What is expected:
Extract the complete listing and repeat it word for word.

━━━━━━━━━━━━━━━━━━━━━━━━━━━━━━

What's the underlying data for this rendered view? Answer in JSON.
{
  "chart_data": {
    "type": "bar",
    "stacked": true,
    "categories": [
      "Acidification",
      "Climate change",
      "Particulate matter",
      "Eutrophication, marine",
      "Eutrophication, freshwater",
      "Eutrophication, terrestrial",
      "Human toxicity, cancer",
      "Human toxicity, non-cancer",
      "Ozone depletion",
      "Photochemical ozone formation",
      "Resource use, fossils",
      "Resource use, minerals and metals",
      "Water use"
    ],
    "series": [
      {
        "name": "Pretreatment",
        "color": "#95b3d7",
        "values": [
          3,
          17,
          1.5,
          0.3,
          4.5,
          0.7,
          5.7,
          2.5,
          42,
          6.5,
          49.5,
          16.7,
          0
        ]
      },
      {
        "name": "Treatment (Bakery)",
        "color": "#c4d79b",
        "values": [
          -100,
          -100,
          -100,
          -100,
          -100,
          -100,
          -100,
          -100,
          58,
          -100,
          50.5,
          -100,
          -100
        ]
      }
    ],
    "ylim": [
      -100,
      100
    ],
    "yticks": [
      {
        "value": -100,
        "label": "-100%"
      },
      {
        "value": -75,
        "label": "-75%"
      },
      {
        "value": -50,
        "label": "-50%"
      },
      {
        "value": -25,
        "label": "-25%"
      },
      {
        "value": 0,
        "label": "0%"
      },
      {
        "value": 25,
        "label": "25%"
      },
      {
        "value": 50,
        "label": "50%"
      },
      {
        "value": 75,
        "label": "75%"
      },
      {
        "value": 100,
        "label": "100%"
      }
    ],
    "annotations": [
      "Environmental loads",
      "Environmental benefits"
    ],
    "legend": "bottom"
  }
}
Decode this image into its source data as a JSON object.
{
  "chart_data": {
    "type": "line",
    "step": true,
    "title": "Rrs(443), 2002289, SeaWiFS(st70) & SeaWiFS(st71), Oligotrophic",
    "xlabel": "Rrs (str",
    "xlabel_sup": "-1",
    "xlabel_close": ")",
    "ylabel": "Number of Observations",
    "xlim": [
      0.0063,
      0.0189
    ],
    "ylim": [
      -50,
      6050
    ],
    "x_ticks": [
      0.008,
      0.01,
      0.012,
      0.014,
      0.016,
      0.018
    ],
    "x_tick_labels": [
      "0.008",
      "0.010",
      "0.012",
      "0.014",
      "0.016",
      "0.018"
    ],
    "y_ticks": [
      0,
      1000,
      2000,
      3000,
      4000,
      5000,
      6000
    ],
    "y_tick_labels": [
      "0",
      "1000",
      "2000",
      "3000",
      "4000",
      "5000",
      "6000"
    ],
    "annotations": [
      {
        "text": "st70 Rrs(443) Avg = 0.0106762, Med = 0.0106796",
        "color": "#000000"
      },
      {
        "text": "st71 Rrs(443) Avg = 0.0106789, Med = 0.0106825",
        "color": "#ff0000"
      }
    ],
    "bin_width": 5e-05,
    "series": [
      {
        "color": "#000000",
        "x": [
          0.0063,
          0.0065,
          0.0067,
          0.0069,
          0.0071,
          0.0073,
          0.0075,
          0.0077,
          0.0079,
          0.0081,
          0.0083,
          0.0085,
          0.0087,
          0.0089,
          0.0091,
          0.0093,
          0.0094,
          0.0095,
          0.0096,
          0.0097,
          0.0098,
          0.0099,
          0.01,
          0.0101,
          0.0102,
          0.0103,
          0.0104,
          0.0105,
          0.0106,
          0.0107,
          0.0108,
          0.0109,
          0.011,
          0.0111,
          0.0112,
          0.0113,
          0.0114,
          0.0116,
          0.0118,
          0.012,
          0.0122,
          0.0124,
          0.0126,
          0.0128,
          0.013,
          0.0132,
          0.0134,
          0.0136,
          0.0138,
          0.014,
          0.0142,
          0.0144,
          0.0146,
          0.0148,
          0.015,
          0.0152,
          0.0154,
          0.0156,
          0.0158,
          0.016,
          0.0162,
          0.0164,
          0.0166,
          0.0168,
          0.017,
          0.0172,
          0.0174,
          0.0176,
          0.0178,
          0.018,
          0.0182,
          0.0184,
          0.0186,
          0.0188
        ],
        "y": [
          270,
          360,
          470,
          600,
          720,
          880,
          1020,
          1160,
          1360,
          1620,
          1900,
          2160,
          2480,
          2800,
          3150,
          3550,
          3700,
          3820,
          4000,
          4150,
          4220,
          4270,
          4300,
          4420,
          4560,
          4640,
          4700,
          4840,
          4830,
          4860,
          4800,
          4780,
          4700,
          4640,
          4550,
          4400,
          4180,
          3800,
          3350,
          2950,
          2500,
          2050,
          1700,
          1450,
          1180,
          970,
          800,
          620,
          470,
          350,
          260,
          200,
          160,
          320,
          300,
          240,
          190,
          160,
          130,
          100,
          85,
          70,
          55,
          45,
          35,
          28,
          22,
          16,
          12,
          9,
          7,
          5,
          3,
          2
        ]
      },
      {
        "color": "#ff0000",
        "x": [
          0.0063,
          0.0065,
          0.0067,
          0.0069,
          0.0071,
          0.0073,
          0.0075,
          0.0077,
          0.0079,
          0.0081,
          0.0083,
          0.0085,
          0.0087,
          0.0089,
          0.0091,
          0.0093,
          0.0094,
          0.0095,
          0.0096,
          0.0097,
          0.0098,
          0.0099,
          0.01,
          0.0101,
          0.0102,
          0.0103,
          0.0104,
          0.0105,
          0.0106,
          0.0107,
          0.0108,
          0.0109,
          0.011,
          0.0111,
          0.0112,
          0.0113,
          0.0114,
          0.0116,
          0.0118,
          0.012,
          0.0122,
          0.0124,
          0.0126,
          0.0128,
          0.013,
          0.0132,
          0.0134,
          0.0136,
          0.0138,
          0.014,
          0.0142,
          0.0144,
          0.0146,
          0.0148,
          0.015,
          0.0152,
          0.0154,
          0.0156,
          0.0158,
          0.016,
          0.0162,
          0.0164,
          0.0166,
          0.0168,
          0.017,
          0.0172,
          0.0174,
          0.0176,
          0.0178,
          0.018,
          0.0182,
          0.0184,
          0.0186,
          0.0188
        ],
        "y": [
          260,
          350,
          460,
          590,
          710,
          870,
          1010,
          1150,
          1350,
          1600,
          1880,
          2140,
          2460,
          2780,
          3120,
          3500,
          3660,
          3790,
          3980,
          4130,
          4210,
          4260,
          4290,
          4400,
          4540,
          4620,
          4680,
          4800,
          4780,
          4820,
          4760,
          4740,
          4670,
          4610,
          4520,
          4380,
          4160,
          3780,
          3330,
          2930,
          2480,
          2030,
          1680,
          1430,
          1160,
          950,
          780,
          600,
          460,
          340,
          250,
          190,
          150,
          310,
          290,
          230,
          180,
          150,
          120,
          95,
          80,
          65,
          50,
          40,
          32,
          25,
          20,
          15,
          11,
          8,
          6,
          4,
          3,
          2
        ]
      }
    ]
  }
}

━━━━━━━━━━━━━━━━━━━━━━━━━━━━━━

Final answer:
What's the underlying data for this rendered view? Answer in JSON.
{
  "chart_data": {
    "type": "bar",
    "stacked": true,
    "categories": [
      "Acidification",
      "Climate change",
      "Particulate matter",
      "Eutrophication, marine",
      "Eutrophication, freshwater",
      "Eutrophication, terrestrial",
      "Human toxicity, cancer",
      "Human toxicity, non-cancer",
      "Ozone depletion",
      "Photochemical ozone formation",
      "Resource use, fossils",
      "Resource use, minerals and metals",
      "Water use"
    ],
    "series": [
      {
        "name": "Pretreatment",
        "color": "#95b3d7",
        "values": [
          3,
          17,
          1.5,
          0.3,
          4.5,
          0.7,
          5.7,
          2.5,
          42,
          6.5,
          49.5,
          16.7,
          0
        ]
      },
      {
        "name": "Treatment (Bakery)",
        "color": "#c4d79b",
        "values": [
          -100,
          -100,
          -100,
          -100,
          -100,
          -100,
          -100,
          -100,
          58,
          -100,
          50.5,
          -100,
          -100
        ]
      }
    ],
    "ylim": [
      -100,
      100
    ],
    "yticks": [
      {
        "value": -100,
        "label": "-100%"
      },
      {
        "value": -75,
        "label": "-75%"
      },
      {
        "value": -50,
        "label": "-50%"
      },
      {
        "value": -25,
        "label": "-25%"
      },
      {
        "value": 0,
        "label": "0%"
      },
      {
        "value": 25,
        "label": "25%"
      },
      {
        "value": 50,
        "label": "50%"
      },
      {
        "value": 75,
        "label": "75%"
      },
      {
        "value": 100,
        "label": "100%"
      }
    ],
    "annotations": [
      "Environmental loads",
      "Environmental benefits"
    ],
    "legend": "bottom"
  }
}
Decode this image into its source data as a JSON object.
{
  "chart_data": {
    "type": "line",
    "step": true,
    "title": "Rrs(443), 2002289, SeaWiFS(st70) & SeaWiFS(st71), Oligotrophic",
    "xlabel": "Rrs (str",
    "xlabel_sup": "-1",
    "xlabel_close": ")",
    "ylabel": "Number of Observations",
    "xlim": [
      0.0063,
      0.0189
    ],
    "ylim": [
      -50,
      6050
    ],
    "x_ticks": [
      0.008,
      0.01,
      0.012,
      0.014,
      0.016,
      0.018
    ],
    "x_tick_labels": [
      "0.008",
      "0.010",
      "0.012",
      "0.014",
      "0.016",
      "0.018"
    ],
    "y_ticks": [
      0,
      1000,
      2000,
      3000,
      4000,
      5000,
      6000
    ],
    "y_tick_labels": [
      "0",
      "1000",
      "2000",
      "3000",
      "4000",
      "5000",
      "6000"
    ],
    "annotations": [
      {
        "text": "st70 Rrs(443) Avg = 0.0106762, Med = 0.0106796",
        "color": "#000000"
      },
      {
        "text": "st71 Rrs(443) Avg = 0.0106789, Med = 0.0106825",
        "color": "#ff0000"
      }
    ],
    "bin_width": 5e-05,
    "series": [
      {
        "color": "#000000",
        "x": [
          0.0063,
          0.0065,
          0.0067,
          0.0069,
          0.0071,
          0.0073,
          0.0075,
          0.0077,
          0.0079,
          0.0081,
          0.0083,
          0.0085,
          0.0087,
          0.0089,
          0.0091,
          0.0093,
          0.0094,
          0.0095,
          0.0096,
          0.0097,
          0.0098,
          0.0099,
          0.01,
          0.0101,
          0.0102,
          0.0103,
          0.0104,
          0.0105,
          0.0106,
          0.0107,
          0.0108,
          0.0109,
          0.011,
          0.0111,
          0.0112,
          0.0113,
          0.0114,
          0.0116,
          0.0118,
          0.012,
          0.0122,
          0.0124,
          0.0126,
          0.0128,
          0.013,
          0.0132,
          0.0134,
          0.0136,
          0.0138,
          0.014,
          0.0142,
          0.0144,
          0.0146,
          0.0148,
          0.015,
          0.0152,
          0.0154,
          0.0156,
          0.0158,
          0.016,
          0.0162,
          0.0164,
          0.0166,
          0.0168,
          0.017,
          0.0172,
          0.0174,
          0.0176,
          0.0178,
          0.018,
          0.0182,
          0.0184,
          0.0186,
          0.0188
        ],
        "y": [
          270,
          360,
          470,
          600,
          720,
          880,
          1020,
          1160,
          1360,
          1620,
          1900,
          2160,
          2480,
          2800,
          3150,
          3550,
          3700,
          3820,
          4000,
          4150,
          4220,
          4270,
          4300,
          4420,
          4560,
          4640,
          4700,
          4840,
          4830,
          4860,
          4800,
          4780,
          4700,
          4640,
          4550,
          4400,
          4180,
          3800,
          3350,
          2950,
          2500,
          2050,
          1700,
          1450,
          1180,
          970,
          800,
          620,
          470,
          350,
          260,
          200,
          160,
          320,
          300,
          240,
          190,
          160,
          130,
          100,
          85,
          70,
          55,
          45,
          35,
          28,
          22,
          16,
          12,
          9,
          7,
          5,
          3,
          2
        ]
      },
      {
        "color": "#ff0000",
        "x": [
          0.0063,
          0.0065,
          0.0067,
          0.0069,
          0.0071,
          0.0073,
          0.0075,
          0.0077,
          0.0079,
          0.0081,
          0.0083,
          0.0085,
          0.0087,
          0.0089,
          0.0091,
          0.0093,
          0.0094,
          0.0095,
          0.0096,
          0.0097,
          0.0098,
          0.0099,
          0.01,
          0.0101,
          0.0102,
          0.0103,
          0.0104,
          0.0105,
          0.0106,
          0.0107,
          0.0108,
          0.0109,
          0.011,
          0.0111,
          0.0112,
          0.0113,
          0.0114,
          0.0116,
          0.0118,
          0.012,
          0.0122,
          0.0124,
          0.0126,
          0.0128,
          0.013,
          0.0132,
          0.0134,
          0.0136,
          0.0138,
          0.014,
          0.0142,
          0.0144,
          0.0146,
          0.0148,
          0.015,
          0.0152,
          0.0154,
          0.0156,
          0.0158,
          0.016,
          0.0162,
          0.0164,
          0.0166,
          0.0168,
          0.017,
          0.0172,
          0.0174,
          0.0176,
          0.0178,
          0.018,
          0.0182,
          0.0184,
          0.0186,
          0.0188
        ],
        "y": [
          260,
          350,
          460,
          590,
          710,
          870,
          1010,
          1150,
          1350,
          1600,
          1880,
          2140,
          2460,
          2780,
          3120,
          3500,
          3660,
          3790,
          3980,
          4130,
          4210,
          4260,
          4290,
          4400,
          4540,
          4620,
          4680,
          4800,
          4780,
          4820,
          4760,
          4740,
          4670,
          4610,
          4520,
          4380,
          4160,
          3780,
          3330,
          2930,
          2480,
          2030,
          1680,
          1430,
          1160,
          950,
          780,
          600,
          460,
          340,
          250,
          190,
          150,
          310,
          290,
          230,
          180,
          150,
          120,
          95,
          80,
          65,
          50,
          40,
          32,
          25,
          20,
          15,
          11,
          8,
          6,
          4,
          3,
          2
        ]
      }
    ]
  }
}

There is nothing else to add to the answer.